- Task prompt: Quote the items word for word, from their first line down through the line that contains "resistance-label: Resistance [885,88,949,102]", and stop there.
▬▬▬▬▬▬▬▬▬▬
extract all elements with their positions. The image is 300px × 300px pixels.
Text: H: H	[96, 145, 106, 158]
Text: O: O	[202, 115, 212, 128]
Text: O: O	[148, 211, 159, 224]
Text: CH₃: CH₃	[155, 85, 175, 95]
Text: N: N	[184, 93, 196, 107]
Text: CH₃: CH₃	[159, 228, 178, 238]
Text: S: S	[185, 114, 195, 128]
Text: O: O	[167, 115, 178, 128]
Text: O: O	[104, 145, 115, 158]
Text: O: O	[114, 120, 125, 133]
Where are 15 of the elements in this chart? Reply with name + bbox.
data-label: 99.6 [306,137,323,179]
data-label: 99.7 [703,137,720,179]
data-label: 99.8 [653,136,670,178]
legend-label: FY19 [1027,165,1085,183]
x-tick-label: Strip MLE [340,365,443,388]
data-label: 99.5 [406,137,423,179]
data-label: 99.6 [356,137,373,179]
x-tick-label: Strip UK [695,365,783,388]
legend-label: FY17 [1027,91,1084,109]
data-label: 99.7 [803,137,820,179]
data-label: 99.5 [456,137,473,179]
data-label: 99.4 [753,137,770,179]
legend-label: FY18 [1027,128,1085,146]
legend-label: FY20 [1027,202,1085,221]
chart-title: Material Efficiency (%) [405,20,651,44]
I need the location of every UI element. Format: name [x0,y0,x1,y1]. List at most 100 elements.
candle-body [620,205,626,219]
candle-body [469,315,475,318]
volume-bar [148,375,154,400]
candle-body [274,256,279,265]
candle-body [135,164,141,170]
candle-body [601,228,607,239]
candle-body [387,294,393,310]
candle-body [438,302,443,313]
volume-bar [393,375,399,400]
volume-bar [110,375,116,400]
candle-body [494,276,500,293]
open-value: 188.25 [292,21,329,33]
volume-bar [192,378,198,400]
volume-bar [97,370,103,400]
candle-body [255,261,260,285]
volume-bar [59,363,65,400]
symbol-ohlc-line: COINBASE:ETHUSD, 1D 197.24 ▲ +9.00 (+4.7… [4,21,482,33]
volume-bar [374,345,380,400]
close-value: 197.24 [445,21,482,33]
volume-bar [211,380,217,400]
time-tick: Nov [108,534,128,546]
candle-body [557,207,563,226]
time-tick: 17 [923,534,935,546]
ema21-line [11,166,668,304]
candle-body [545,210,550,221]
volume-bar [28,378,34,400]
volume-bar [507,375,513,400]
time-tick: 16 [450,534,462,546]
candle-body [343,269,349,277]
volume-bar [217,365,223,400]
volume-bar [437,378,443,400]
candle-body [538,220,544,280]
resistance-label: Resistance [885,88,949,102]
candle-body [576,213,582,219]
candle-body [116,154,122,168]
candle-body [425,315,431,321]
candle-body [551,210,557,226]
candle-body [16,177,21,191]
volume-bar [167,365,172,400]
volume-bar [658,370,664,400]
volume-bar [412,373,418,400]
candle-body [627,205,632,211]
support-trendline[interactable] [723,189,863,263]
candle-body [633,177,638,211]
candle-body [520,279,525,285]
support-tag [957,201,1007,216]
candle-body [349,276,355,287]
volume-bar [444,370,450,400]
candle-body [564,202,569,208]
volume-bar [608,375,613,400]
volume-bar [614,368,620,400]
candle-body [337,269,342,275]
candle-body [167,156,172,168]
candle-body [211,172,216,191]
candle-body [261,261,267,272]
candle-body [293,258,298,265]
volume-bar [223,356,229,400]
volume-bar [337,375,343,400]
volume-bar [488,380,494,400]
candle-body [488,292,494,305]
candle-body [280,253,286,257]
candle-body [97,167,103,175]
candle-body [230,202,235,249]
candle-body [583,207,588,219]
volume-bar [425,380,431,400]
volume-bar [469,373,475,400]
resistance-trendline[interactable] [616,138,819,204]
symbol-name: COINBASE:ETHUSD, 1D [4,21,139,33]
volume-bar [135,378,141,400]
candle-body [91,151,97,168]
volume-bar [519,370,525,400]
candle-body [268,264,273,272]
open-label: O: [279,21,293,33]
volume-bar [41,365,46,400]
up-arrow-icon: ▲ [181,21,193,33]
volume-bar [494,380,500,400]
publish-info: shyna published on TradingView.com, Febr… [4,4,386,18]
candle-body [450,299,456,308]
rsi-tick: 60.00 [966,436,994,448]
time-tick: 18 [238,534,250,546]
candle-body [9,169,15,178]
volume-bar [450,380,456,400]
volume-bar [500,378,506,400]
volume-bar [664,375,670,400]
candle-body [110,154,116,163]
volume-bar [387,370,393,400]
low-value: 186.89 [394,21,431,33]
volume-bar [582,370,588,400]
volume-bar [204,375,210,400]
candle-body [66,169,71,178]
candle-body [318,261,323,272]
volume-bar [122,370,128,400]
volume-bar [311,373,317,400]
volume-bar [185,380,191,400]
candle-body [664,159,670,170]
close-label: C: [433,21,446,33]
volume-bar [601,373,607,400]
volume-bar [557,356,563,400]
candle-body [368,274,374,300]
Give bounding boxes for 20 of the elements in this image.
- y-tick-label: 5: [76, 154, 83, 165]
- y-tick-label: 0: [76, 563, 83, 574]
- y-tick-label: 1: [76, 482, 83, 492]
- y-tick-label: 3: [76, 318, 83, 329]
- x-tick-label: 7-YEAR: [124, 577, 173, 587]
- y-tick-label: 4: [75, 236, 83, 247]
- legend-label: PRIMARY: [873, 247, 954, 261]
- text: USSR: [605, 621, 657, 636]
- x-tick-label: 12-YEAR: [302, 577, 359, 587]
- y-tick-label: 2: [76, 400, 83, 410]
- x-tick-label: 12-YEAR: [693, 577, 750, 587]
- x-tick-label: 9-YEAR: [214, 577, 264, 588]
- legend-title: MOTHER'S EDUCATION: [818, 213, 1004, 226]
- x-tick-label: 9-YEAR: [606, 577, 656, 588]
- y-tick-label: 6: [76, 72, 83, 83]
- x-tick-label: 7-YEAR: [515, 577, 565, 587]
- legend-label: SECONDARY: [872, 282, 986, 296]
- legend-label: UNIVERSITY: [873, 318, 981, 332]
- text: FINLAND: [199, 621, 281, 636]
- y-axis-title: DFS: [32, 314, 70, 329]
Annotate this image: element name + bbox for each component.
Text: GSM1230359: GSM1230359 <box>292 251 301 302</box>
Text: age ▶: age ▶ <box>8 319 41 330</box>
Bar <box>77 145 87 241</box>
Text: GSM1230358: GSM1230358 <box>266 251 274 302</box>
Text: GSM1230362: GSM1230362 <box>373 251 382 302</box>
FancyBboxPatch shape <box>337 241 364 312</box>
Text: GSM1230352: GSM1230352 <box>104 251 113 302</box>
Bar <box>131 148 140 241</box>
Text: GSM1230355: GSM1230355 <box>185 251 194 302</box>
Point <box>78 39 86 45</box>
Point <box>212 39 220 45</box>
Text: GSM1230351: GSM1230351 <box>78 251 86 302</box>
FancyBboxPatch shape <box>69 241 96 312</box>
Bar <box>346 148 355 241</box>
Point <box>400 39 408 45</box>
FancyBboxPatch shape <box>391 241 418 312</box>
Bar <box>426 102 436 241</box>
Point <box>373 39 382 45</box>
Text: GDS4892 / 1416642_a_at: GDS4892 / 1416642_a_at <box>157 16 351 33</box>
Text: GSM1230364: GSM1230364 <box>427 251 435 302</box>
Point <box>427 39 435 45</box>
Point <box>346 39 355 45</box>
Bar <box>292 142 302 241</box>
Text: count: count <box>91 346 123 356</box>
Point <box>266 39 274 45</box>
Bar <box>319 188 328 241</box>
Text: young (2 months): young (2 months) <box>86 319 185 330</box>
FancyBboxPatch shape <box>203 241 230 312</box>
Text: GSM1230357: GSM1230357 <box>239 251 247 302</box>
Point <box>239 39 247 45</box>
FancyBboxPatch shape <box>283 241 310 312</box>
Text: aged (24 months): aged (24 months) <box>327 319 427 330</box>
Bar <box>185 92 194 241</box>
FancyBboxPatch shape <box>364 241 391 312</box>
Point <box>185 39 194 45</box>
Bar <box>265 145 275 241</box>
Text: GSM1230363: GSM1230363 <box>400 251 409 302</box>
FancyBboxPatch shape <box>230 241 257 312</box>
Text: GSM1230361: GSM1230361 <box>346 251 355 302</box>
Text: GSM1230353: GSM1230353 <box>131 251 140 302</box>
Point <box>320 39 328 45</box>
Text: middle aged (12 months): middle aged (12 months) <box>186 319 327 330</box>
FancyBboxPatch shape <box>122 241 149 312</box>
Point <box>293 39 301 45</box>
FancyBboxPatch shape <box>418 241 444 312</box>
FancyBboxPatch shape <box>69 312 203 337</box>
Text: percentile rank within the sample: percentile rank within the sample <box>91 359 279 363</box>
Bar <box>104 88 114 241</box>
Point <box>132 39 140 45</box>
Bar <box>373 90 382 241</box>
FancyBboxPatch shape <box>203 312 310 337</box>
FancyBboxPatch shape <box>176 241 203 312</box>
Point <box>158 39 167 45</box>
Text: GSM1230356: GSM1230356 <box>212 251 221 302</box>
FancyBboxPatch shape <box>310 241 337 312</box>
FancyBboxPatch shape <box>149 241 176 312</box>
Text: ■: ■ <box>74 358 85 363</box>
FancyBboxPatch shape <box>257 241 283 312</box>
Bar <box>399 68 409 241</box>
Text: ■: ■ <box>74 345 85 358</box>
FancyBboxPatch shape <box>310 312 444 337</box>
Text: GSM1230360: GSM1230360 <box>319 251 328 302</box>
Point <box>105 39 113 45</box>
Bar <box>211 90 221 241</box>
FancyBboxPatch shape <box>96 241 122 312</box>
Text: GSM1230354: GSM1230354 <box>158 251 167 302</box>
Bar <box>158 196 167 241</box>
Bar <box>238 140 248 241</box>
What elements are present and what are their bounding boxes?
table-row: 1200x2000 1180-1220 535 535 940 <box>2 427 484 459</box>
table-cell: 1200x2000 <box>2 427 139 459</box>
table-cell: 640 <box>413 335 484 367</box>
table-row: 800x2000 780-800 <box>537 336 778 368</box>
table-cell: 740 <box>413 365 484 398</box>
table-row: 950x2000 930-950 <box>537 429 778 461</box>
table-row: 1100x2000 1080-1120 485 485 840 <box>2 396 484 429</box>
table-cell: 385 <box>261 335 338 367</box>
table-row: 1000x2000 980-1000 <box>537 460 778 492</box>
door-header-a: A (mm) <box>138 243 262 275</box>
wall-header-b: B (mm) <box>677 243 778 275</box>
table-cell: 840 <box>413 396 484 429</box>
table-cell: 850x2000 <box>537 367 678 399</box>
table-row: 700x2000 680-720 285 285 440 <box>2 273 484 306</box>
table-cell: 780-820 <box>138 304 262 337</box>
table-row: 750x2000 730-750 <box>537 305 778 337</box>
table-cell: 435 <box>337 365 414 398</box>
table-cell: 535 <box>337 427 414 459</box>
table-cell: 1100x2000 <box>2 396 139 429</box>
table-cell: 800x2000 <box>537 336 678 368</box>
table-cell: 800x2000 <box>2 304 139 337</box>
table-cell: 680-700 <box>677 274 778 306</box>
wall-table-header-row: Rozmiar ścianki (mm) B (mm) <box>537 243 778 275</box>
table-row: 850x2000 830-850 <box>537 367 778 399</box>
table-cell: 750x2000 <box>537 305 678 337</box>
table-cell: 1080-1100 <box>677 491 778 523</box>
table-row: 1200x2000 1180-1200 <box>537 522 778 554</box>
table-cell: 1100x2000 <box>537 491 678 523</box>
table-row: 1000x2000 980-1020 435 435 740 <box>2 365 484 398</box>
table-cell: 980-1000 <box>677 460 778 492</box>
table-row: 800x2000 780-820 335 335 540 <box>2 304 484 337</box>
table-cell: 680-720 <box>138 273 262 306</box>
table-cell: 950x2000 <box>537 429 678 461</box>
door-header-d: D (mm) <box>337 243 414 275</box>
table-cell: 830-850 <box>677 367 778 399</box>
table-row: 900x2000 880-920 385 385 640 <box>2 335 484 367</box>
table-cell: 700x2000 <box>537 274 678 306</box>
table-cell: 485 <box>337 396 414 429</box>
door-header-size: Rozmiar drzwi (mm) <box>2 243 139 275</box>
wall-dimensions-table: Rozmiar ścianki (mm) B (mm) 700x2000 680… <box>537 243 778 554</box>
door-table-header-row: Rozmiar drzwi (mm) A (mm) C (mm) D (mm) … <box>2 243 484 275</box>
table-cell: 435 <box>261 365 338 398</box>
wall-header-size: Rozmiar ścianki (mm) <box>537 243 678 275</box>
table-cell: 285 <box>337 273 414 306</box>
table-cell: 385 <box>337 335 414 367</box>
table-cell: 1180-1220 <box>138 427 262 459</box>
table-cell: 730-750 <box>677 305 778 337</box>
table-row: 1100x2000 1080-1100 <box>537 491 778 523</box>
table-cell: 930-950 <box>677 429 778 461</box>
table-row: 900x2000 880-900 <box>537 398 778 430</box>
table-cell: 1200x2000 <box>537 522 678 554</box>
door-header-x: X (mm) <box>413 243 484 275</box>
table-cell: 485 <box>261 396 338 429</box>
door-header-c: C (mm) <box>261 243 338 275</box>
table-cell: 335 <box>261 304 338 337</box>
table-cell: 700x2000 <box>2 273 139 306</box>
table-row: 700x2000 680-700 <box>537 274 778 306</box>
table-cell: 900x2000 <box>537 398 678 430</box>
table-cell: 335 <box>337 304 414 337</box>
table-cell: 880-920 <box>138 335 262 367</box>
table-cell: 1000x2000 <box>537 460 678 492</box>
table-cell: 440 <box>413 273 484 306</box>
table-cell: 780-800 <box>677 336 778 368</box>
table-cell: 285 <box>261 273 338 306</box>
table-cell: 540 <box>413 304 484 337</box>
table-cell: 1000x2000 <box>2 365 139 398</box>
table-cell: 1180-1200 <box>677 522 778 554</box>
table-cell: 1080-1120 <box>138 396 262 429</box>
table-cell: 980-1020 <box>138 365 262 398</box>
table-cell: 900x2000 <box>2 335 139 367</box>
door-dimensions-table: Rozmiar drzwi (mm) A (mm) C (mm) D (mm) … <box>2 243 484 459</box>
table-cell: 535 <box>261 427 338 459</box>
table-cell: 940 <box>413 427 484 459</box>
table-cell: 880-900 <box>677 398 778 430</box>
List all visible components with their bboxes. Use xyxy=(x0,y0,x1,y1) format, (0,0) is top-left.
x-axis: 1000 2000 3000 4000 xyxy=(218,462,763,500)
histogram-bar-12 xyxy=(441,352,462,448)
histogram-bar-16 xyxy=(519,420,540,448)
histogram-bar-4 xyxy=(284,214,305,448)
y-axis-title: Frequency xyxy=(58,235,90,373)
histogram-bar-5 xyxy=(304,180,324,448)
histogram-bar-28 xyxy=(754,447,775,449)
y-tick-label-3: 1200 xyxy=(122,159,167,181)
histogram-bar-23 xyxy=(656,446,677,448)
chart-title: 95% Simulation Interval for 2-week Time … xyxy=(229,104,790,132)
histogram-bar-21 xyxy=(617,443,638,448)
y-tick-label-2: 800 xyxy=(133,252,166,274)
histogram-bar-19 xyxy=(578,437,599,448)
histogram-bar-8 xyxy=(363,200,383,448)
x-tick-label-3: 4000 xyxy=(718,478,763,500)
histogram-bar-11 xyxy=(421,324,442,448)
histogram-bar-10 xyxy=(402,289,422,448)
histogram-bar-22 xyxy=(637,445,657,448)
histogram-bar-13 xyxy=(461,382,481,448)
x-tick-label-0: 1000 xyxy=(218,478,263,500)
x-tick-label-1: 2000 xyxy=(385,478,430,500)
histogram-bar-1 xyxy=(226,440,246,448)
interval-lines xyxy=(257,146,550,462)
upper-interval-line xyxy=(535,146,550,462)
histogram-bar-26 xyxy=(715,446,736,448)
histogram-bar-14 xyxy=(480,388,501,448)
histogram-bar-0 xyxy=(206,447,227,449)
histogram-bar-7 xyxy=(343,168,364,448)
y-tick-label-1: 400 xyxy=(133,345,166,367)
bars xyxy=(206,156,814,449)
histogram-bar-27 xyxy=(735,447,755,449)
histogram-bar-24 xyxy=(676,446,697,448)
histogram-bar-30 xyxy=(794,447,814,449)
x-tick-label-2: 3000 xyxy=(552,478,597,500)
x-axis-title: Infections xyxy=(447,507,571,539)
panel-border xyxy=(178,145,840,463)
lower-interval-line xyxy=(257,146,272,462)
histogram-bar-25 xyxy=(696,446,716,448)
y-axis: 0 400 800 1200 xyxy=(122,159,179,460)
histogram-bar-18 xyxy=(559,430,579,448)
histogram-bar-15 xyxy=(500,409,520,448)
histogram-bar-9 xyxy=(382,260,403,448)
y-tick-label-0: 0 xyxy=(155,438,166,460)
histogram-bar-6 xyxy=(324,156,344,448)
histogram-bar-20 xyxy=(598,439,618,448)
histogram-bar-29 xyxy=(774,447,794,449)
▬▬▬▬▬▬▬▬▬▬
- Final answer:
extract all elements with their positions. The image is 300px × 300px pixels.
Text: H: H	[96, 145, 106, 158]
Text: O: O	[202, 115, 212, 128]
Text: O: O	[148, 211, 159, 224]
Text: CH₃: CH₃	[155, 85, 175, 95]
Text: N: N	[184, 93, 196, 107]
Text: CH₃: CH₃	[159, 228, 178, 238]
Text: S: S	[185, 114, 195, 128]
Text: O: O	[167, 115, 178, 128]
Text: O: O	[104, 145, 115, 158]
Text: O: O	[114, 120, 125, 133]
Where are 15 of the elements in this chart? Reply with name + bbox.
data-label: 99.6 [306,137,323,179]
data-label: 99.7 [703,137,720,179]
data-label: 99.8 [653,136,670,178]
legend-label: FY19 [1027,165,1085,183]
x-tick-label: Strip MLE [340,365,443,388]
data-label: 99.5 [406,137,423,179]
data-label: 99.6 [356,137,373,179]
x-tick-label: Strip UK [695,365,783,388]
legend-label: FY17 [1027,91,1084,109]
data-label: 99.7 [803,137,820,179]
data-label: 99.5 [456,137,473,179]
data-label: 99.4 [753,137,770,179]
legend-label: FY18 [1027,128,1085,146]
legend-label: FY20 [1027,202,1085,221]
chart-title: Material Efficiency (%) [405,20,651,44]
I need the location of every UI element. Format: name [x0,y0,x1,y1]. List at most 100 elements.
candle-body [620,205,626,219]
candle-body [469,315,475,318]
volume-bar [148,375,154,400]
candle-body [274,256,279,265]
candle-body [135,164,141,170]
candle-body [601,228,607,239]
candle-body [387,294,393,310]
candle-body [438,302,443,313]
volume-bar [393,375,399,400]
volume-bar [110,375,116,400]
candle-body [494,276,500,293]
open-value: 188.25 [292,21,329,33]
volume-bar [192,378,198,400]
volume-bar [97,370,103,400]
candle-body [255,261,260,285]
volume-bar [59,363,65,400]
symbol-ohlc-line: COINBASE:ETHUSD, 1D 197.24 ▲ +9.00 (+4.7… [4,21,482,33]
volume-bar [374,345,380,400]
close-value: 197.24 [445,21,482,33]
volume-bar [211,380,217,400]
time-tick: Nov [108,534,128,546]
candle-body [557,207,563,226]
time-tick: 17 [923,534,935,546]
ema21-line [11,166,668,304]
candle-body [545,210,550,221]
volume-bar [28,378,34,400]
volume-bar [507,375,513,400]
time-tick: 16 [450,534,462,546]
candle-body [343,269,349,277]
volume-bar [217,365,223,400]
volume-bar [437,378,443,400]
candle-body [538,220,544,280]
resistance-label: Resistance [885,88,949,102]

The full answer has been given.